## BEGIN WORKING DATA

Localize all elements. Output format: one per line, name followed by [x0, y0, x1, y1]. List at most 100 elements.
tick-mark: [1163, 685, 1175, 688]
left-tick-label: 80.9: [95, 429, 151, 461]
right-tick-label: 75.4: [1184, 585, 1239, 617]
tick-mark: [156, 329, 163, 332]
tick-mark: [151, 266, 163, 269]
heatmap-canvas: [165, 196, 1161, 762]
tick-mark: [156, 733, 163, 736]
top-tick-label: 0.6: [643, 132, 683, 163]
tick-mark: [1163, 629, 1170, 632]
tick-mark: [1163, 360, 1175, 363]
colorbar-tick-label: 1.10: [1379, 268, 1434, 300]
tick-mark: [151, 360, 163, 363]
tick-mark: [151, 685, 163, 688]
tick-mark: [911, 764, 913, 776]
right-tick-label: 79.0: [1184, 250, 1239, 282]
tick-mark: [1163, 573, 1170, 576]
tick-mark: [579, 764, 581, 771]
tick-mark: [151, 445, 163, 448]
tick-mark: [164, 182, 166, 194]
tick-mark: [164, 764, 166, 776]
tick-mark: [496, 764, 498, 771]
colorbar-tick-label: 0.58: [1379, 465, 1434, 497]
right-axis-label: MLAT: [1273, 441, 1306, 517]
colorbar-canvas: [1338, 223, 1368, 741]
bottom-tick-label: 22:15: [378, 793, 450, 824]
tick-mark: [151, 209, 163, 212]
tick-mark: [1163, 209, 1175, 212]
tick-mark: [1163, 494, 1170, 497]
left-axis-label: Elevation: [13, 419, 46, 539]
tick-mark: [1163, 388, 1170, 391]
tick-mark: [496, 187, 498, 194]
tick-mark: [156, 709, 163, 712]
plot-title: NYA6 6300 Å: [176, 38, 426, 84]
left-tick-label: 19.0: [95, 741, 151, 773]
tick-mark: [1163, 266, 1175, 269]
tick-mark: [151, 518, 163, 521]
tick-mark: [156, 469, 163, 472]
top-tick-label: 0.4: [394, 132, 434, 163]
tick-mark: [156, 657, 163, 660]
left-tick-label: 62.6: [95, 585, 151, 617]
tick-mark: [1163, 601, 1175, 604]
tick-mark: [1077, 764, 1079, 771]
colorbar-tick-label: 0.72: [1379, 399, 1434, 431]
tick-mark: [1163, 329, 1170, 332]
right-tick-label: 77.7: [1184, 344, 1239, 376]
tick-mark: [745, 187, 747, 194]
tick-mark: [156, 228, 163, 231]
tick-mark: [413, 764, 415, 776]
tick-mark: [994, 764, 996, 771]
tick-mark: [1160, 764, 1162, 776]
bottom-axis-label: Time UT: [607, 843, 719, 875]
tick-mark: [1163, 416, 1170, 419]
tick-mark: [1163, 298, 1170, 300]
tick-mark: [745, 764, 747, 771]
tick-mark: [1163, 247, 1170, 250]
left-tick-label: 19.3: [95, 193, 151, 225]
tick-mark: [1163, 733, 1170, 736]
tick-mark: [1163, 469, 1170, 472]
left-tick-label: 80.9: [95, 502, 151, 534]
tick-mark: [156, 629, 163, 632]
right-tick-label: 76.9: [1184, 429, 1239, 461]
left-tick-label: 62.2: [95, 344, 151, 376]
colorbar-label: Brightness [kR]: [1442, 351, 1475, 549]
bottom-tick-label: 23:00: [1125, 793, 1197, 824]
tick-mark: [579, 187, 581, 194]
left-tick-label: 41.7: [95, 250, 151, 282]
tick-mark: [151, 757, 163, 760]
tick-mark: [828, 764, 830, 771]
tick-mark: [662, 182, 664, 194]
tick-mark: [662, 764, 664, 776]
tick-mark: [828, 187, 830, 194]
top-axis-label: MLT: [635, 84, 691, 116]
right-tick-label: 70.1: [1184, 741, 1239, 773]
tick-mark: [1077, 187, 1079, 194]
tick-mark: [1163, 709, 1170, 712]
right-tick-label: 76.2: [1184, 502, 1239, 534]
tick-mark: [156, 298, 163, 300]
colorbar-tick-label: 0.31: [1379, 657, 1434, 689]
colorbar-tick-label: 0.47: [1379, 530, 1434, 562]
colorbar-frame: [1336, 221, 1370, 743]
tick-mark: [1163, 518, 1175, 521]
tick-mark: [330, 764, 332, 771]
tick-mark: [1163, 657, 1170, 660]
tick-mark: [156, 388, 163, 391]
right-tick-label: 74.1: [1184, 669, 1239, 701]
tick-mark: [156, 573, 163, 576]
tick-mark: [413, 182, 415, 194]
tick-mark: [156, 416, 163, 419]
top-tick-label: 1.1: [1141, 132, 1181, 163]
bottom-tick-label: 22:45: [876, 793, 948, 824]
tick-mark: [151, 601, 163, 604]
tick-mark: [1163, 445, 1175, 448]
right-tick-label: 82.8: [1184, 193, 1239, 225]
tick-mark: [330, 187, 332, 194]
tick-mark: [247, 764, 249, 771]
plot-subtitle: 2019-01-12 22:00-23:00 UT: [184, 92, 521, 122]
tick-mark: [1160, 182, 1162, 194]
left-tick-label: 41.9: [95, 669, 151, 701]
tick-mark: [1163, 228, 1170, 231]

## END WORKING DATA
## BEGIN WORKING DATA

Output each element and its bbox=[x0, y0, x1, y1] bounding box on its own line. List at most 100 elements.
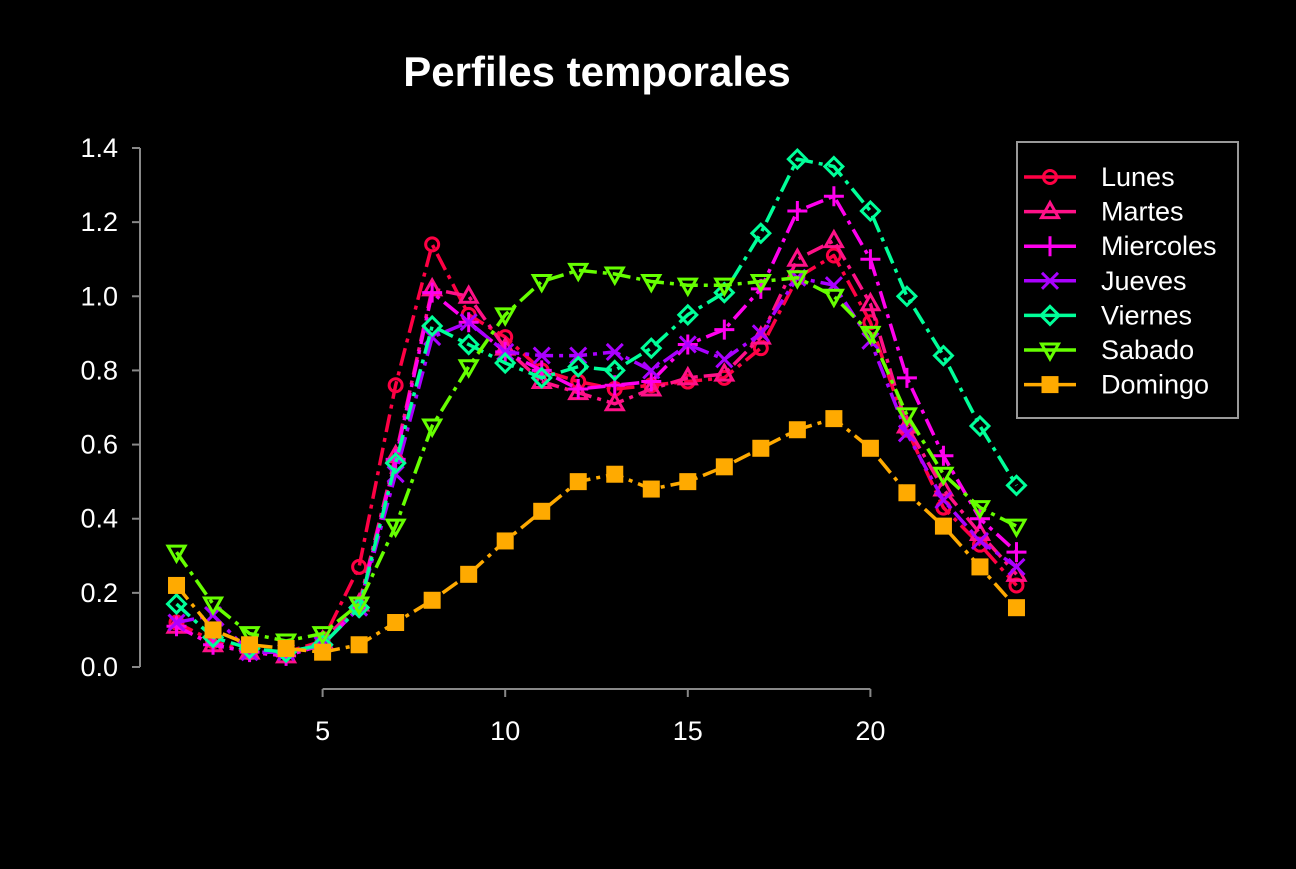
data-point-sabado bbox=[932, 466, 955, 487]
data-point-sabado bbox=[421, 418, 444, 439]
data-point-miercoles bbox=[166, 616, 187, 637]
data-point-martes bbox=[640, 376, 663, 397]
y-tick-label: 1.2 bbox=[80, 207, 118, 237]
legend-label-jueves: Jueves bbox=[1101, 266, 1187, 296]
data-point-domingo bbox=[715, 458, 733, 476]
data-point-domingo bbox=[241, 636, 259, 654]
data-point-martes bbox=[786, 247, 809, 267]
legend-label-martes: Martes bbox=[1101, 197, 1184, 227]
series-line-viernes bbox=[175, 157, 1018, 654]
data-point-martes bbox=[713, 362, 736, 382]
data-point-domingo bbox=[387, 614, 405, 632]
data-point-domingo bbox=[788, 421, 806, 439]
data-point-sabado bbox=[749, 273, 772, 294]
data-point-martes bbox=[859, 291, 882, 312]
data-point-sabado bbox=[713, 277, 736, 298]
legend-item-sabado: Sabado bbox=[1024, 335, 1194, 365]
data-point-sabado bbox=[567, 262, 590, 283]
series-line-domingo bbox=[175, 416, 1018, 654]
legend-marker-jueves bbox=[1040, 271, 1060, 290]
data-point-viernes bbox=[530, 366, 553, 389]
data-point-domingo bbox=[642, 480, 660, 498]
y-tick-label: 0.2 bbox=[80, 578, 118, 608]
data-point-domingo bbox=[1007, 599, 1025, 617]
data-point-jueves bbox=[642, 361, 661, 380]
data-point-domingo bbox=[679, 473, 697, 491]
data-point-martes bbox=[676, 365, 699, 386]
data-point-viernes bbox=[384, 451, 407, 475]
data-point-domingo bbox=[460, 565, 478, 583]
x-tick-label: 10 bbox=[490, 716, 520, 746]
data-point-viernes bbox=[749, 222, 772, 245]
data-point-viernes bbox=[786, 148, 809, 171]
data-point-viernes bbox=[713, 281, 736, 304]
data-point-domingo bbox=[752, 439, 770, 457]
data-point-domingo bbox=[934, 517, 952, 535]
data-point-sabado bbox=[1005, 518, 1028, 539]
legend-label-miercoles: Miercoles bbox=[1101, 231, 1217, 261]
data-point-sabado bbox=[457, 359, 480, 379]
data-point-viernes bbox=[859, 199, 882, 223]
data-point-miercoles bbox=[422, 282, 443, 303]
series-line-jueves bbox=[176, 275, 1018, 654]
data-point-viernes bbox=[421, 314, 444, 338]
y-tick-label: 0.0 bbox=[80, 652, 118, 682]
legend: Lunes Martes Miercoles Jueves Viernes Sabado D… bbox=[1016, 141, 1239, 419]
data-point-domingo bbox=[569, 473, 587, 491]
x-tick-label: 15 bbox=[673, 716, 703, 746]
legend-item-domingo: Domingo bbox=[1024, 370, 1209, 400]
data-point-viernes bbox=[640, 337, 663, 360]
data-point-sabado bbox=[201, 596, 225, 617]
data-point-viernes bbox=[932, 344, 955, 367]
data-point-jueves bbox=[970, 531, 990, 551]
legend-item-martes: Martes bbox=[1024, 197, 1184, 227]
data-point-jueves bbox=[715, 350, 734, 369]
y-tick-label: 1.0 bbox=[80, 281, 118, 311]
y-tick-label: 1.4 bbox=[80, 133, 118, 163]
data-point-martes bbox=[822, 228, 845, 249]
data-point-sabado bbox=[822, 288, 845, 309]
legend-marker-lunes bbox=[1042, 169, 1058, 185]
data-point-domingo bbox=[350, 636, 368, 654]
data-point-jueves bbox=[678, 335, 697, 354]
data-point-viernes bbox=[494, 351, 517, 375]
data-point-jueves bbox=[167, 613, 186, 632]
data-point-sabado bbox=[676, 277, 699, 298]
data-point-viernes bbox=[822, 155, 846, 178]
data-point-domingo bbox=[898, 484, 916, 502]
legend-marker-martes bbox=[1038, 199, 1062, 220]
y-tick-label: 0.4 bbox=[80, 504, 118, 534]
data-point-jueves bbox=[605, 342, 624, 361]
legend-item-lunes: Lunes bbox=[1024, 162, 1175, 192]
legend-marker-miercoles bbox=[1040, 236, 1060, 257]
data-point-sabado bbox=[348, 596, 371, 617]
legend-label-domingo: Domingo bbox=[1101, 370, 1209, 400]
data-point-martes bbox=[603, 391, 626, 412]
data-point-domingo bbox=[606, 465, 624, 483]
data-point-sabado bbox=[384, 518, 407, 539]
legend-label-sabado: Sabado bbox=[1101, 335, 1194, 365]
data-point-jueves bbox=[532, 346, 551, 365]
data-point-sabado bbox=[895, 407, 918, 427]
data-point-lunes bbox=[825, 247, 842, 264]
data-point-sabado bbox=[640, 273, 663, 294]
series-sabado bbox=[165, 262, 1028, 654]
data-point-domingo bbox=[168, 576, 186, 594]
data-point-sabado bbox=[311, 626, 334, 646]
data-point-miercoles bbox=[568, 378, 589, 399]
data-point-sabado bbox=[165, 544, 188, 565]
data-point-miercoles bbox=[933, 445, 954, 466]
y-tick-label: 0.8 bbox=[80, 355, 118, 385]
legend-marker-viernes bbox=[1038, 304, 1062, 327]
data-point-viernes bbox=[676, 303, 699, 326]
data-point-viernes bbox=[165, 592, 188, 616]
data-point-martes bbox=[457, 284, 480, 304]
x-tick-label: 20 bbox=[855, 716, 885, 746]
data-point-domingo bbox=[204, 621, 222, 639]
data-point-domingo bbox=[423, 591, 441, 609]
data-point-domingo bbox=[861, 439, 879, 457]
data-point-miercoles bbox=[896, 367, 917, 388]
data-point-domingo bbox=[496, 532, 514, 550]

## END WORKING DATA
## BEGIN WORKING DATA

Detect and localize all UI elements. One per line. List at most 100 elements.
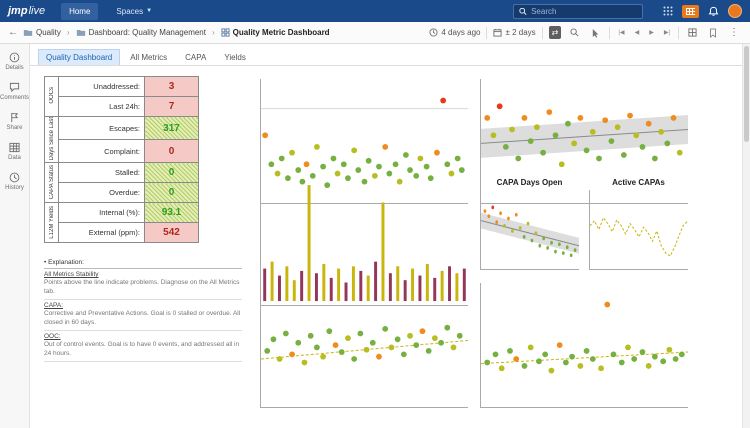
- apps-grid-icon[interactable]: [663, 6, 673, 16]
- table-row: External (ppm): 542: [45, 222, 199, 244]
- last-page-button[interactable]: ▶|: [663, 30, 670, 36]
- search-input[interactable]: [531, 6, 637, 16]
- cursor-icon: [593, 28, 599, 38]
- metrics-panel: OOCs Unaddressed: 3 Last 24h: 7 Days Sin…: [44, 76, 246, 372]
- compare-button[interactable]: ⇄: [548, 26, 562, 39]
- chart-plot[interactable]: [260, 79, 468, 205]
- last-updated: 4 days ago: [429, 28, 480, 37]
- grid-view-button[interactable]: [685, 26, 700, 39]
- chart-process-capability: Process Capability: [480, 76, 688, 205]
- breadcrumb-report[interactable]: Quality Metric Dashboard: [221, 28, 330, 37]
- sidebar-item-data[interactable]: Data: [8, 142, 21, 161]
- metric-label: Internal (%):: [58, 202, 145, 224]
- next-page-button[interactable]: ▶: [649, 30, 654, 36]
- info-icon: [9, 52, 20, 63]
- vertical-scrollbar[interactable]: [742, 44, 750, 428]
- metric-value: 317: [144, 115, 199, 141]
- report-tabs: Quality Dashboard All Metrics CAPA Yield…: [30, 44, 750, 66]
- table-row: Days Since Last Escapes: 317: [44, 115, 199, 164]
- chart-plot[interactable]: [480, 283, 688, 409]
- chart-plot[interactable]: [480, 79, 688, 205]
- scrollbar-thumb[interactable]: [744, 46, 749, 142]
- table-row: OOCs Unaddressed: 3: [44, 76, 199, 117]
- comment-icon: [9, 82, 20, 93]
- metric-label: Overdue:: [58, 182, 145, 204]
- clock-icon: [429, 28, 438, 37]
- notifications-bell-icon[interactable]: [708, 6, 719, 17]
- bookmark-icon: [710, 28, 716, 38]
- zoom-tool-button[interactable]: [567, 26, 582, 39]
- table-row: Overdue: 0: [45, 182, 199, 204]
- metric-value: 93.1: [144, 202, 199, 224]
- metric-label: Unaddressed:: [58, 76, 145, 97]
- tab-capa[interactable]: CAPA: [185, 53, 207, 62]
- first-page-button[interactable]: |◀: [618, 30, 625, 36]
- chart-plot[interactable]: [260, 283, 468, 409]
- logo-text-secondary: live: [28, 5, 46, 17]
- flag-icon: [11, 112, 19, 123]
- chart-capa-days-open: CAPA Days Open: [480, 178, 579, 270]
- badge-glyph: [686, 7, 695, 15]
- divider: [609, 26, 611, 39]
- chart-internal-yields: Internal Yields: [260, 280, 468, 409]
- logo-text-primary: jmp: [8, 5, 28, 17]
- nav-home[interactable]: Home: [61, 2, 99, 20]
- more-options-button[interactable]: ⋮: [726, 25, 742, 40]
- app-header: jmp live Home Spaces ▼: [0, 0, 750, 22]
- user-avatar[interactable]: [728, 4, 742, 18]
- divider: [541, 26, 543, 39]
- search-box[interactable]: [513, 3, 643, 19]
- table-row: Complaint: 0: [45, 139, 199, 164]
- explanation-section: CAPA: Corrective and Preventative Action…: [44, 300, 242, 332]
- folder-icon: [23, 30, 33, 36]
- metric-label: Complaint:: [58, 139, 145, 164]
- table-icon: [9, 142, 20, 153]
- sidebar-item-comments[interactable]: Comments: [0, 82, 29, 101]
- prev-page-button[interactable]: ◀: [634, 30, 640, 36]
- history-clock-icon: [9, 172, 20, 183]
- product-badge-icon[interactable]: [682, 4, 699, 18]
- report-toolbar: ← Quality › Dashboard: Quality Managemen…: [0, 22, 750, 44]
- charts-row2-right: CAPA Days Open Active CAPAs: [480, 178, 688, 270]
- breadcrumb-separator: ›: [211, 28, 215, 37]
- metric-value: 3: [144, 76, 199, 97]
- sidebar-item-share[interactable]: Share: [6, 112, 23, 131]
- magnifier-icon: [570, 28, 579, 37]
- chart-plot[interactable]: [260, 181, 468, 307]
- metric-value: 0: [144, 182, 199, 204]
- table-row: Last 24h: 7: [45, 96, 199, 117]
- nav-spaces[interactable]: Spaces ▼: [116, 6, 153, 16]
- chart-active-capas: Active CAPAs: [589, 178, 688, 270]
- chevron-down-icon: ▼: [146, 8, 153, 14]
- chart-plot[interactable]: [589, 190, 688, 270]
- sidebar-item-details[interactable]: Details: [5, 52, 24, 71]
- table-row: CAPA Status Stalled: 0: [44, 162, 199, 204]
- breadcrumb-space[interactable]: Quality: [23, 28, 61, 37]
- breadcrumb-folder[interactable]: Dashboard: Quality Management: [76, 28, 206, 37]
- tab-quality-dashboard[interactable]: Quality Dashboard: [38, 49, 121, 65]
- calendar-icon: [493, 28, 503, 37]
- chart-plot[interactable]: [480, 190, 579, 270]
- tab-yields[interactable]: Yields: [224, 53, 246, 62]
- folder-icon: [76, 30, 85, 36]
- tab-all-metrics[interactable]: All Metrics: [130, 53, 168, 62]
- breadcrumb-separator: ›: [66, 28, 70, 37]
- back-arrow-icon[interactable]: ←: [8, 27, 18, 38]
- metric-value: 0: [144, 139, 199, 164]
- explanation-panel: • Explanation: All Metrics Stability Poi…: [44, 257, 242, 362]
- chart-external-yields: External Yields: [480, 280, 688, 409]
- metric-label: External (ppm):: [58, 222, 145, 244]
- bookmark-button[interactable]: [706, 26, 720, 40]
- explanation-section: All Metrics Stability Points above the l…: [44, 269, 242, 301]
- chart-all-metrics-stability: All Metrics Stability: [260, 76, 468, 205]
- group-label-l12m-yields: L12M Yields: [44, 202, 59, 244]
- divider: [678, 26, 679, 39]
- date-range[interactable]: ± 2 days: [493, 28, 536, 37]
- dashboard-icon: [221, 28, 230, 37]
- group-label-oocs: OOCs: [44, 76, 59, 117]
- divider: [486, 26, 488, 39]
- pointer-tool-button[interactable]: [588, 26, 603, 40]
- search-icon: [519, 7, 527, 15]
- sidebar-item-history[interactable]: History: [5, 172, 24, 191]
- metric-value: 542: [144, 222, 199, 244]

## END WORKING DATA

» **EXERCISE DIRECTIONS**: Select each of the rows above that contains the string "report", and copy those rows.

» **EXERCISE RESULT**:
- breadcrumb-report[interactable]: Quality Metric Dashboard: [221, 28, 330, 37]
- report-tabs: Quality Dashboard All Metrics CAPA Yield…: [30, 44, 750, 66]
- report-toolbar: ← Quality › Dashboard: Quality Managemen…: [0, 22, 750, 44]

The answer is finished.